• Dataset:
********

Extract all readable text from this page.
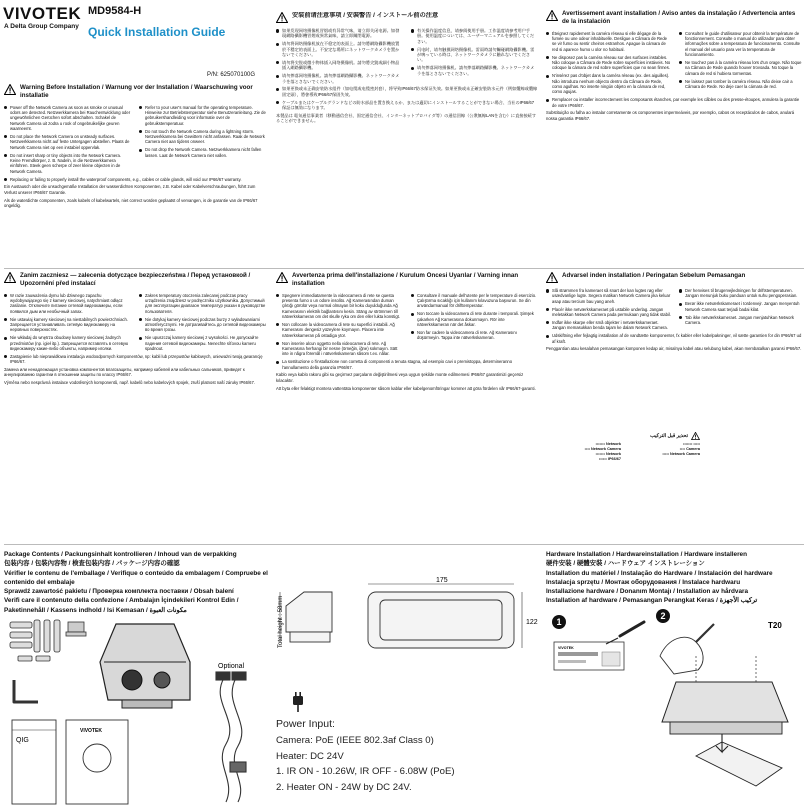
VIVOTEK
A Delta Group Company
MD9584-H
Quick Installation Guide
P/N: 625070100G
Warning Before Installation / Warnung vor der Installation / Waarschuwing voor installatie
Power off the Network Camera as soon as smoke or unusual odors are detected. Netzwerkkamera bei Rauchentwicklung oder ungewöhnlichen Gerüchen sofort abschalten. Schakel de Network Camera uit zodra u rook of ongebruikelijke geuren waarneemt.
Do not place the Network Camera on unsteady surfaces. Netzwerkkamera nicht auf feste Untergagen abstellen. Plaats de Network Camera niet op een instabiel oppervlak.
Do not insert sharp or tiny objects into the Network Camera. Keine Fremdkörper, z. B. Nadeln, in die Netzwerkkamera einführen. Steek geen scherpe of zeer kleine objecten in de Network Camera.
Refer to your user's manual for the operating temperature. Hinweise zur Betriebstemperatur siehe Benutzeranleitung. Zie de gebruikershandleiding voor informatie over de gebruikstemperatuur.
Do not touch the Network Camera during a lightning storm. Netzwerkkamera bei Gewittern nicht anfassen. Raak de Network Camera niet aan tijdens onweer.
Do not drop the Network Camera. Netzwerkkamera nicht fallen lassen. Laat de Network Camera niet vallen.
Replacing or failing to properly install the waterproof components, e.g., cables or cable glands, will void our IP66/67 warranty.
Ein Austausch oder die unsachgemäße Installation der wasserdichten Komponenten, z.B. Kabel oder Kabelverschraubungen, führt zum Verlust unserer IP66/67 Garantie.
Als de waterdichte componenten, zoals kabels of kabelwartels, niet correct worden geplaatst of vervangen, is de garantie van de IP66/67 ongeldig.
安装前请注意事项 / 安裝警告 / インストール前の注意
如果发现网络摄像机冒烟或有异常气味，请立即关闭电源。如發現網路攝影機冒煙或異常氣味，請立即關閉電源。
请勿将网络摄像机放在不稳定的表面上。請勿將網路攝影機放置於不穩定的表面上。不安定な場所にネットワークカメラを置かないでください。
请勿将尖锐或微小物体插入网络摄像机。請勿將尖銳或細小物品插入網路攝影機。
请勿摔落网络摄像机。請勿摔落網路攝影機。ネットワークカメラを落とさないでください。
有关操作温度信息，请参阅使用手册。工作温度请参考用户手册。使用温度については、ユーザーマニュアルを参照してください。
闪电时，请勿触摸网络摄像机。雷雨時請勿觸碰網路攝影機。雷が鳴っている時は、ネットワークカメラに触れないでください。
请勿摔落网络摄像机。請勿摔落網路攝影機。ネットワークカメラを落とさないでください。
如果更换或未正确安装防水组件（如电缆或电缆密封套），将导致IP66/67防水保证失效。如果更換或未正確安裝防水元件（例如纜線或纜線固定頭），將會導致IP66/67保固失效。
ケーブルまたはケーブルグランドなどの防水部品を置き換えるか、または適切にインストールすることができない場合、当社のIP66/67保証は無効になります。
本製品は 電気通信事業者（移動通信会社、固定通信会社、インターネットプロバイダ等）の通信回線（公衆無線LANを含む）に直接接続することができません。
Avertissement avant installation / Aviso antes da instalação / Advertencia antes de la instalación
Éteignez rapidement la caméra réseau si elle dégage de la fumée ou une odeur inhabituelle. Desligue a Câmara de Rede se vir fumo ou sentir cheiros estranhos. Apague la cámara de red si aparece humo u olor no habitual.
Ne disposez pas la caméra réseau sur des surfaces instables. Não coloque a Câmara de Rede sobre superfícies instáveis. No coloque la cámara de red sobre superficies que no sean firmes.
N'insérez pas d'objet dans la caméra réseau (ex. des aiguilles). Não introduza nenhum objecto dentro da Câmara de Rede, como agulhas. No inserte ningún objeto en la cámara de red, como agujas.
Consultez le guide d'utilisateur pour obtenir la température de fonctionnement. Consulte o manual do utilizador para obter informações sobre a temperatura de funcionamento. Consulte el manual del usuario para ver la temperatura de funcionamiento.
Ne touchez pas à la caméra réseau lors d'un orage. Não toque na Câmara de Rede quando houver trovoada. No toque la cámara de red si hubiera tormentas.
Ne laissez pas tomber la caméra réseau. Não deixe cair a Câmara de Rede. No deje caer la cámara de red.
Remplacer ou installer incorrectement les composants étanches, par exemple les câbles ou des presse-étoupes, annulera la garantie de votre IP66/67.
Substituição ou falha ao instalar corretamente os componentes impermeáveis, por exemplo, cabos os receptáculos de cabos, anulará nossa garantia IP66/67.
Zanim zaczniesz — zalecenia dotyczące bezpieczeństwa / Перед установкой / Upozornění před instalací
W razie zauważenia dymu lub dziwnego zapachu wydobywającego się z kamery sieciowej, natychmiast odłącz zasilanie. Отключите питание сетевой видеокамеры, если появился дым или необычный запах.
Nie ustawiaj kamery sieciowej na niestabilnych powierzchniach. Запрещается устанавливать сетевую видеокамеру на неровных поверхностях.
Nie wkładaj do wnętrza obudowy kamery sieciowej żadnych przedmiotów (np. igieł itp.). Запрещается вставлять в сетевую видеокамеру какие-либо объекты, например иголки.
Zakres temperatury otoczenia zalecanej podczas pracy urządzenia znajdziesz w podręczniku użytkownika. Допустимый для эксплуатации диапазон температур указан в руководстве пользователя.
Nie dotykaj kamery sieciowej podczas burzy z wyładowaniami atmosferycznymi. Не дотрагивайтесь до сетевой видеокамеры во время грозы.
Nie upuszczaj kamery sieciowej z wysokości. Не допускайте падения сетевой видеокамеры. Nenechte síťovou kameru spadnout.
Zastąpienie lub nieprawidłowa instalacja wodoodpornych komponentów, np: kabli lub przepustów kablowych, unieważni twoją gwarancję IP66/67.
Замена или ненадлежащая установка компонентов влагозащиты, например кабелей или кабельных сальников, приведет к аннулированию гарантии в отношении защиты по классу IP66/67.
Výměna nebo nesprávná instalace vodotěsných komponentů, např. kabelů nebo kabelových spojek, zruší platnost naší záruky IP66/67.
Avvertenza prima dell'installazione / Kurulum Öncesi Uyarılar / Varning innan installation
Spegnere immediatamente la videocamera di rete se questa presenta fumo o un odore insolito. Ağ Kamerasından duman çıktığı görülür veya normal olmayan bir koku duyulduğunda Ağ Kamerasının elektrik bağlantısını kesin. Stäng av strömmen till nätverkskameran om det skulle ryka om den eller lukta konstigt.
Non collocare la videocamera di rete su superfici instabili. Ağ Kamerasını dengesiz yüzeylere koymayın. Placera inte nätverkskameran på ostadiga ytor.
Non inserire alcun oggetto nella videocamera di rete. Ağ Kamerasına herhangi bir nesne (örneğin, iğne) sokmayın. Sätt inte in några föremål i nätverkskameran såsom t.ex. nålar.
Consultare il manuale dell'utente per le temperature di esercizio. Çalıştırma sıcaklığı için kullanım kılavuzuna başvurun. Se din användarmanual för drifttemperatur.
Non toccare la videocamera di rete durante i temporali. Şimşek çakarken Ağ Kamerasına dokunmayın. Rör inte nätverkskameran när det åskar.
Non far cadere la videocamera di rete. Ağ Kamerasını düşürmeyin. Tappa inte nätverkskameran.
La sostituzione o l'installazione non corretta di componenti a tenuta stagna, ad esempio cavi o premistoppa, determineranno l'annullamento della garanzia IP66/67.
Kablo veya kablo rakoru gibi su geçirmez parçaların değiştirilmesi veya uygun şekilde monte edilmemesi IP66/67 garantimizi geçersiz kılacaktır.
Att byta eller felaktigt montera vattentäta komponenter såsom kablar eller kabelgenomföringar kommer att göra fördelen vår IP66/67-garanti.
Advarsel inden installation / Peringatan Sebelum Pemasangan
Slå strømmen fra kameraet så snart der kan lugtes røg eller usædvanlige lugte. Segera matikan Network Camera jika keluar asap atau tercium bau yang aneh.
Placér ikke netværkskameraet på ustabile underlag. Jangan meletakkan Network Camera pada permukaan yang tidak stabil.
Indfør ikke skarpe eller små objekter i netværkskameraet. Jangan memasukkan benda tajam ke dalam Network Camera.
Der henvises til brugervejledningen for driftstemperaturen. Jangan menunjuk buku panduan untuk suhu pengoperasian.
Berør ikke netværkskameraet i tordenvejr. Jangan menyentuh Network Camera saat terjadi badai kilat.
Tab ikke netværkskameraet. Jangan menjatuhkan Network Camera.
Udskiftning eller fejlagtig installation af de vandtætte komponenter, fx kabler eller kabelpakninger, vil sætte garantien for din IP66/67 ud af kraft.
Penggantian atau kesalahan pemasangan komponen kedap air, misalnya kabel atau selubung kabel, akan membatalkan garansi IP66/67.
تحذير قبل التركيب
••••••• Network	••••••• •••••
•••• Network Camera	•••• Camera
••••••• Network	••••• Network Camera
•••••• IP66/67
Package Contents / Packungsinhalt kontrollieren / Inhoud van de verpakking
包装内容 / 包裝內容物 / 検査包装内容 / パッケージ内容の確認
Vérifier le contenu de l'emballage / Verifique o conteúdo da embalagem / Compruebe el contenido del embalaje
Sprawdź zawartość pakietu / Проверка комплекта поставки / Obsah balení
Verifi care il contenuto della confezione / Ambalajın İçindekileri Kontrol Edin / Paketinnehåll / Kassens indhold / Isi Kemasan / مكونات العبوة
Optional
QIG
VIVOTEK
175
122
Total height : 58mm
Power Input:
Camera: PoE (IEEE 802.3af Class 0)
Heater: DC 24V
1. IR ON - 10.26W, IR OFF - 6.08W (PoE)
2. Heater ON - 24W by DC 24V.
Hardware Installation / Hardwareinstallation / Hardware installeren
硬件安装 / 硬體安裝 / ハードウェア インストレーション
Installation du matériel / Instalação do Hardware / Instalación del hardware
Instalacja sprzętu / Монтаж оборудования / Instalace hardwaru
Installazione hardware / Donanım Montajı / Installation av hårdvara
Installation af hardware / Pemasangan Perangkat Keras / تركيب الأجهزة
1
2
VIVOTEK
T20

********

• Work request:
Tally the lines of the data that hold the string "inte". Answer with the number and nothing more.

• Your solution:
4